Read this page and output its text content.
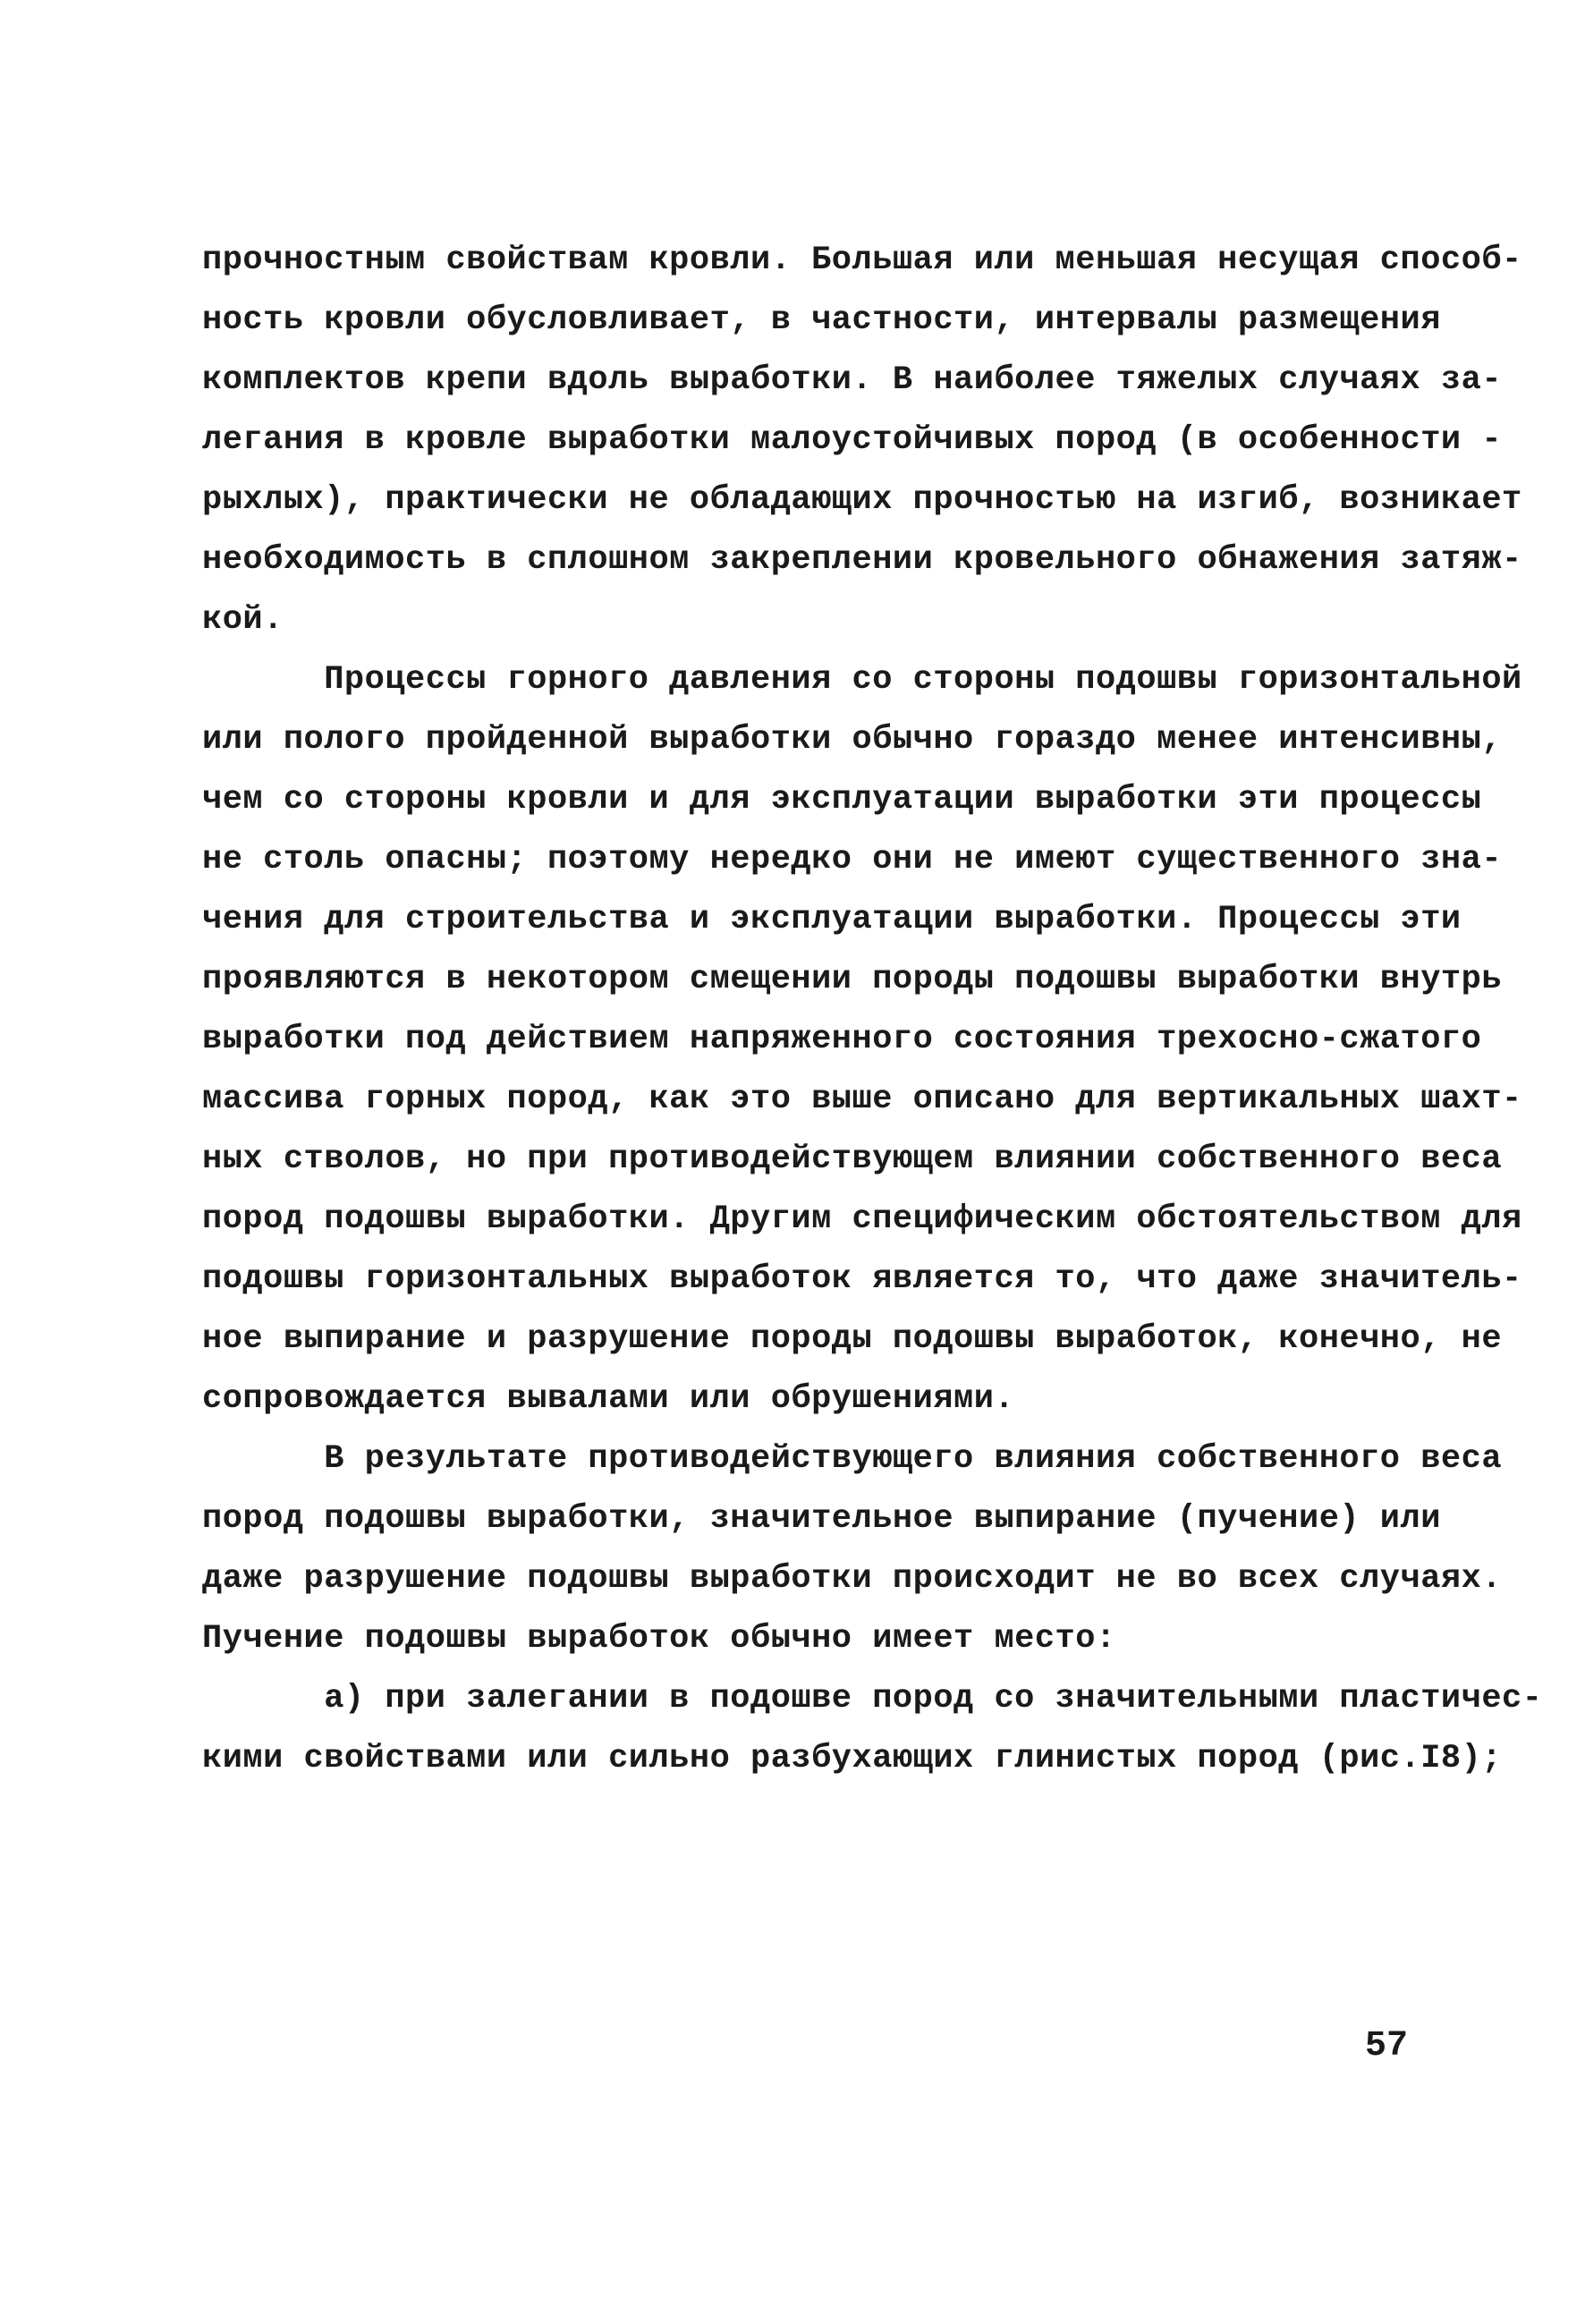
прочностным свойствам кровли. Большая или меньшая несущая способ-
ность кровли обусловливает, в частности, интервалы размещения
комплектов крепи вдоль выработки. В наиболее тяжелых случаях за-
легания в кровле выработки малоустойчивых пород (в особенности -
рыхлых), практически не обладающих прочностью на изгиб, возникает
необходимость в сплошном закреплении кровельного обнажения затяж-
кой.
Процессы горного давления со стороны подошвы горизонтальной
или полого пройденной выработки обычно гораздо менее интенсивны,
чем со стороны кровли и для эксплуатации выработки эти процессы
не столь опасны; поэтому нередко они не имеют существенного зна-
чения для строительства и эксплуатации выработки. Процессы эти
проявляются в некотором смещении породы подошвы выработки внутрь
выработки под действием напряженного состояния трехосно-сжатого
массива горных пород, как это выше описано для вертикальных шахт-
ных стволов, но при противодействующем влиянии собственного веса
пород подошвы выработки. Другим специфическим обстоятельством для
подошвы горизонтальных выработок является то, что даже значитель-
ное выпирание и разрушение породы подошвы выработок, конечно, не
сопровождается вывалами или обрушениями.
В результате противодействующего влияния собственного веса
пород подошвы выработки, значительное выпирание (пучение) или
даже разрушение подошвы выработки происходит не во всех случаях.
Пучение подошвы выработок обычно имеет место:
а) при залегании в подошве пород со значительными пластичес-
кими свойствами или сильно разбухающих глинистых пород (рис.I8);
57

-*-*-

:: WHAT THIS TASK INVOLVES ::
Which lines in the listing above hold the word "выработок"? Show each of them.

:: RESPONSE TO THE EXERCISE ::
подошвы горизонтальных выработок является то, что даже значитель-
ное выпирание и разрушение породы подошвы выработок, конечно, не
Пучение подошвы выработок обычно имеет место:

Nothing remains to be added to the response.